Say how many lines in the records include the string "partir", adding no other words.

§ **Data entries**:
>>>>>
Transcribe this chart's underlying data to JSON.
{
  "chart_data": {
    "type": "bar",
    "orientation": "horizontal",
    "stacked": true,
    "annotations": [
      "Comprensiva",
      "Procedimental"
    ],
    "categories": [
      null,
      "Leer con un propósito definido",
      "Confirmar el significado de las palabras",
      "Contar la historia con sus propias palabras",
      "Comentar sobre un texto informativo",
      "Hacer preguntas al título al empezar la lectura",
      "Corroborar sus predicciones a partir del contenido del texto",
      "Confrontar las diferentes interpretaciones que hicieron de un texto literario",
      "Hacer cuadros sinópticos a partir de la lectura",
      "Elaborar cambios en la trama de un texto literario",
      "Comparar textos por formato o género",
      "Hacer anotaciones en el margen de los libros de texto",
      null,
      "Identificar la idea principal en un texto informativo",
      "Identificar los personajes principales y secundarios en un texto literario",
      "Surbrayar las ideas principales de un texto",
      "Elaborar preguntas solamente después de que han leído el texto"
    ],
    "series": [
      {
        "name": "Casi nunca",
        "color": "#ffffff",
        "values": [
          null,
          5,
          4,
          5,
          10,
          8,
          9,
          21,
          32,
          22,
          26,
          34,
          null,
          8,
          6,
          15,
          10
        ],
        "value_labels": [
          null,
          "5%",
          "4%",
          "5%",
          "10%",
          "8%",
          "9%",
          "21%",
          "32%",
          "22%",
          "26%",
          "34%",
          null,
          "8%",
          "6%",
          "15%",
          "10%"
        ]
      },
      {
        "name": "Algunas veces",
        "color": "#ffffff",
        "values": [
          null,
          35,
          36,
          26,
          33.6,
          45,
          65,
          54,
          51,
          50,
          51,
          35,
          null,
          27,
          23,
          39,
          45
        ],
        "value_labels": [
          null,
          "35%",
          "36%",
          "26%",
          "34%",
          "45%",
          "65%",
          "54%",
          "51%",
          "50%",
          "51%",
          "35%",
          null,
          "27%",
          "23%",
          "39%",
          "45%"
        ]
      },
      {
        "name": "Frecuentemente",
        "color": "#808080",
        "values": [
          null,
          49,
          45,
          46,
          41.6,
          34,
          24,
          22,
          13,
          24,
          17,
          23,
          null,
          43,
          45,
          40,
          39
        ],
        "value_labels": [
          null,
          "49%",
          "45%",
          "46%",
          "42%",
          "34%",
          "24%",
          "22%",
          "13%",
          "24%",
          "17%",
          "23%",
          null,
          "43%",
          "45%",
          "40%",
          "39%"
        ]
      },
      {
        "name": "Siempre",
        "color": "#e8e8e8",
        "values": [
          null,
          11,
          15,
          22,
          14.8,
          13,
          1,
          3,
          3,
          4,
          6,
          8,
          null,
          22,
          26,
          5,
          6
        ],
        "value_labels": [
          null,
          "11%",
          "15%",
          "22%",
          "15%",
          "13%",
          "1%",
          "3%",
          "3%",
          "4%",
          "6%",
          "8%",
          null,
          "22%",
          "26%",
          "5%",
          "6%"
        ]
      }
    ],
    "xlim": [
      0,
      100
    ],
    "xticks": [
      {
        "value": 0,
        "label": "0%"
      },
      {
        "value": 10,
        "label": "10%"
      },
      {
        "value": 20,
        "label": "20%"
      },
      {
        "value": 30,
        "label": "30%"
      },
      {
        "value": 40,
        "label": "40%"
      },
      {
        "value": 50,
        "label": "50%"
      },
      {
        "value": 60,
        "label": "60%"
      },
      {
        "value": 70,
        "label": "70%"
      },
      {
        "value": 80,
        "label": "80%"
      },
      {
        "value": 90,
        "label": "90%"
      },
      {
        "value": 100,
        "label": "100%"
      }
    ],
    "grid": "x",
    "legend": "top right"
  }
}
<<<<<
§ **Output for this task**: 2